→ **EXERCISE**
Leave out the pictures and repeat everything else in the records exactly.

→ **RECORDS TO PROCESS**
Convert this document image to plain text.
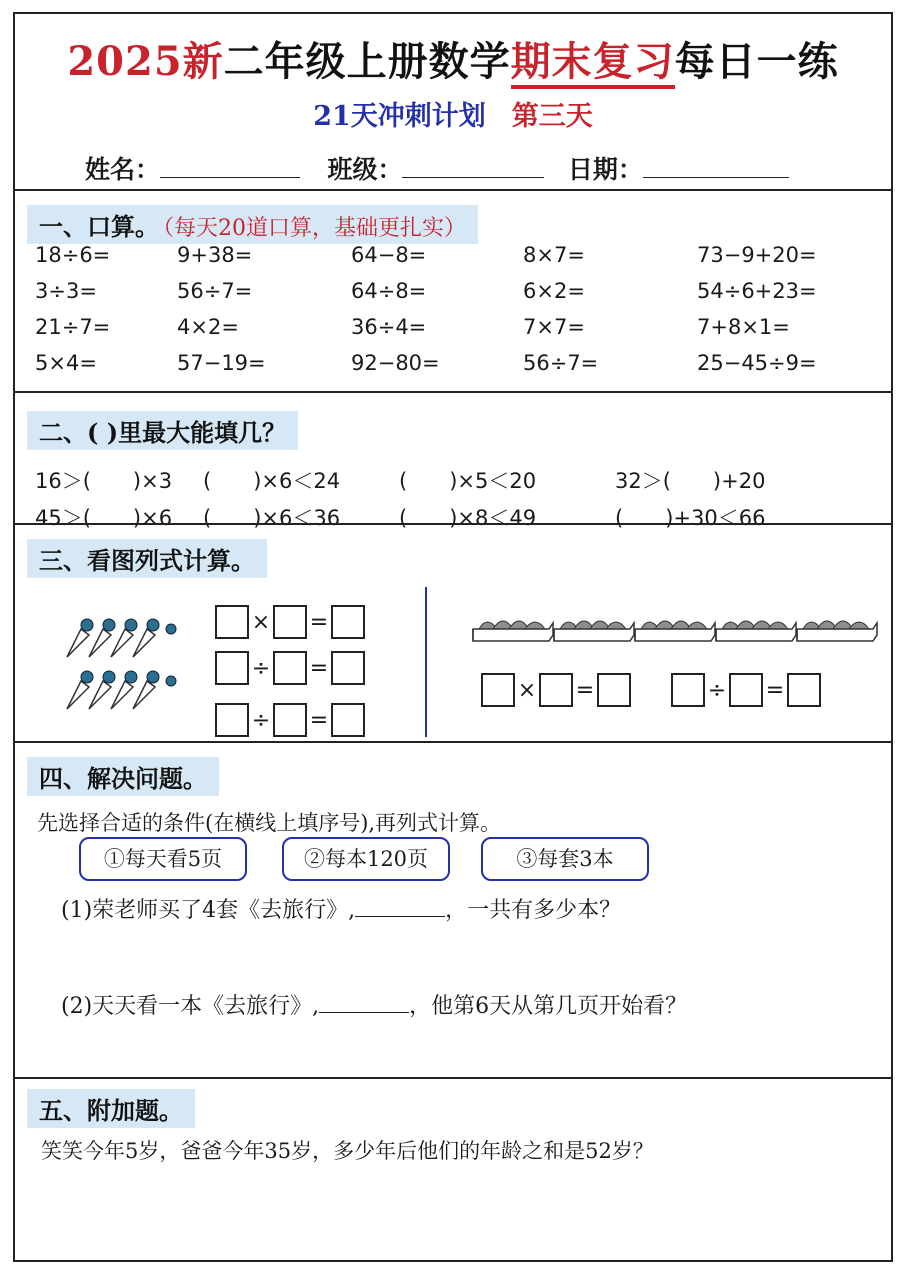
2025新二年级上册数学期末复习每日一练
21天冲刺计划 第三天
姓名：	班级：	日期：
一、口算。 （每天20道口算，基础更扎实）
18÷6=	9+38=	64−8=	8×7=	73−9+20=
3÷3=	56÷7=	64÷8=	6×2=	54÷6+23=
21÷7=	4×2=	36÷4=	7×7=	7+8×1=
5×4=	57−19=	92−80=	56÷7=	25−45÷9=
二、( )里最大能填几？
16＞(　　)×3 (　　)×6＜24	(　　)×5＜20	32＞(　　)+20
45＞(　　)×6 (　　)×6＜36	(　　)×8＜49	(　　)+30＜66
三、看图列式计算。
× =
÷ =
÷ =
× =	÷ =
四、解决问题。
先选择合适的条件(在横线上填序号),再列式计算。
①每天看5页	②每本120页	③每套3本
(1)荣老师买了4套《去旅行》,	，一共有多少本？
(2)天天看一本《去旅行》,	，他第6天从第几页开始看？
五、附加题。
笑笑今年5岁，爸爸今年35岁，多少年后他们的年龄之和是52岁？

→ **EXPECTED OUTPUT**
Convert this document image to plain text.
2025新二年级上册数学期末复习每日一练
21天冲刺计划 第三天
姓名：	班级：	日期：
一、口算。 （每天20道口算，基础更扎实）
18÷6=	9+38=	64−8=	8×7=	73−9+20=
3÷3=	56÷7=	64÷8=	6×2=	54÷6+23=
21÷7=	4×2=	36÷4=	7×7=	7+8×1=
5×4=	57−19=	92−80=	56÷7=	25−45÷9=
二、( )里最大能填几？
16＞(　　)×3 (　　)×6＜24	(　　)×5＜20	32＞(　　)+20
45＞(　　)×6 (　　)×6＜36	(　　)×8＜49	(　　)+30＜66
三、看图列式计算。
× =
÷ =
÷ =
× =	÷ =
四、解决问题。
先选择合适的条件(在横线上填序号),再列式计算。
①每天看5页	②每本120页	③每套3本
(1)荣老师买了4套《去旅行》,	，一共有多少本？
(2)天天看一本《去旅行》,	，他第6天从第几页开始看？
五、附加题。
笑笑今年5岁，爸爸今年35岁，多少年后他们的年龄之和是52岁？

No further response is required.